## Begin

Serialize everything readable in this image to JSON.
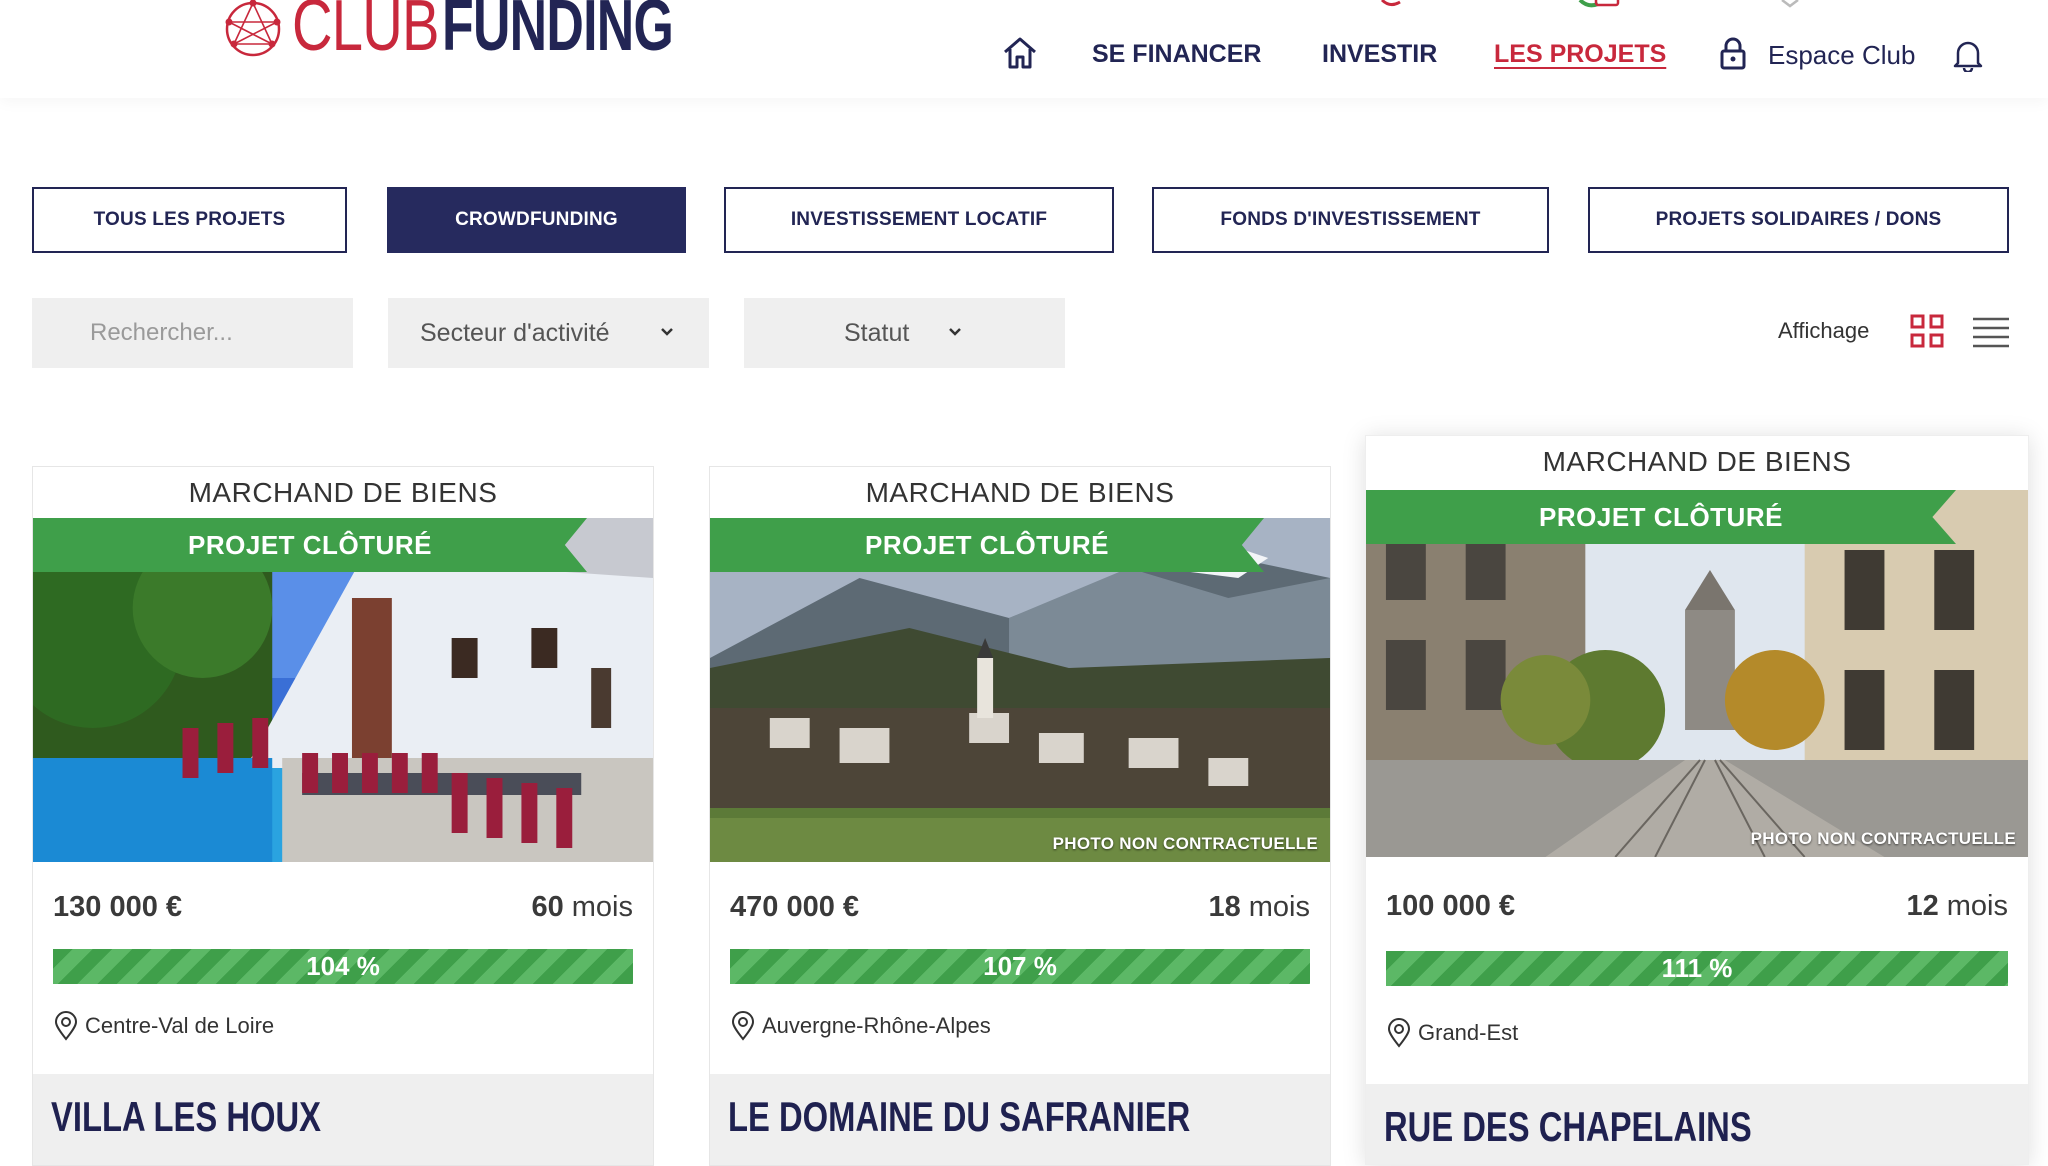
{
  "brand": {
    "club": "CLUB",
    "funding": "FUNDING"
  },
  "nav": {
    "home_icon": "home-icon",
    "items": [
      {
        "label": "SE FINANCER",
        "active": false
      },
      {
        "label": "INVESTIR",
        "active": false
      },
      {
        "label": "LES PROJETS",
        "active": true
      }
    ],
    "espace_label": "Espace Club",
    "lock_icon": "lock-icon",
    "bell_icon": "bell-icon"
  },
  "tabs": [
    {
      "label": "TOUS LES PROJETS",
      "active": false
    },
    {
      "label": "CROWDFUNDING",
      "active": true
    },
    {
      "label": "INVESTISSEMENT LOCATIF",
      "active": false
    },
    {
      "label": "FONDS D'INVESTISSEMENT",
      "active": false
    },
    {
      "label": "PROJETS SOLIDAIRES / DONS",
      "active": false
    }
  ],
  "filters": {
    "search_placeholder": "Rechercher...",
    "sector_label": "Secteur d'activité",
    "status_label": "Statut",
    "display_label": "Affichage"
  },
  "colors": {
    "navy": "#222554",
    "brand_red": "#c8283c",
    "banner_green": "#3f9f4a",
    "filter_bg": "#efefef"
  },
  "cards": [
    {
      "category": "MARCHAND DE BIENS",
      "banner": "PROJET CLÔTURÉ",
      "photo_note": "",
      "amount": "130 000 €",
      "duration_value": "60",
      "duration_unit": "mois",
      "progress_label": "104 %",
      "progress_percent": 104,
      "location": "Centre-Val de Loire",
      "title": "VILLA LES HOUX"
    },
    {
      "category": "MARCHAND DE BIENS",
      "banner": "PROJET CLÔTURÉ",
      "photo_note": "PHOTO NON CONTRACTUELLE",
      "amount": "470 000 €",
      "duration_value": "18",
      "duration_unit": "mois",
      "progress_label": "107 %",
      "progress_percent": 107,
      "location": "Auvergne-Rhône-Alpes",
      "title": "LE DOMAINE DU SAFRANIER"
    },
    {
      "category": "MARCHAND DE BIENS",
      "banner": "PROJET CLÔTURÉ",
      "photo_note": "PHOTO NON CONTRACTUELLE",
      "amount": "100 000 €",
      "duration_value": "12",
      "duration_unit": "mois",
      "progress_label": "111 %",
      "progress_percent": 111,
      "location": "Grand-Est",
      "title": "RUE DES CHAPELAINS"
    }
  ]
}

## End

Give the count of lines containing "amount", with no added text.

3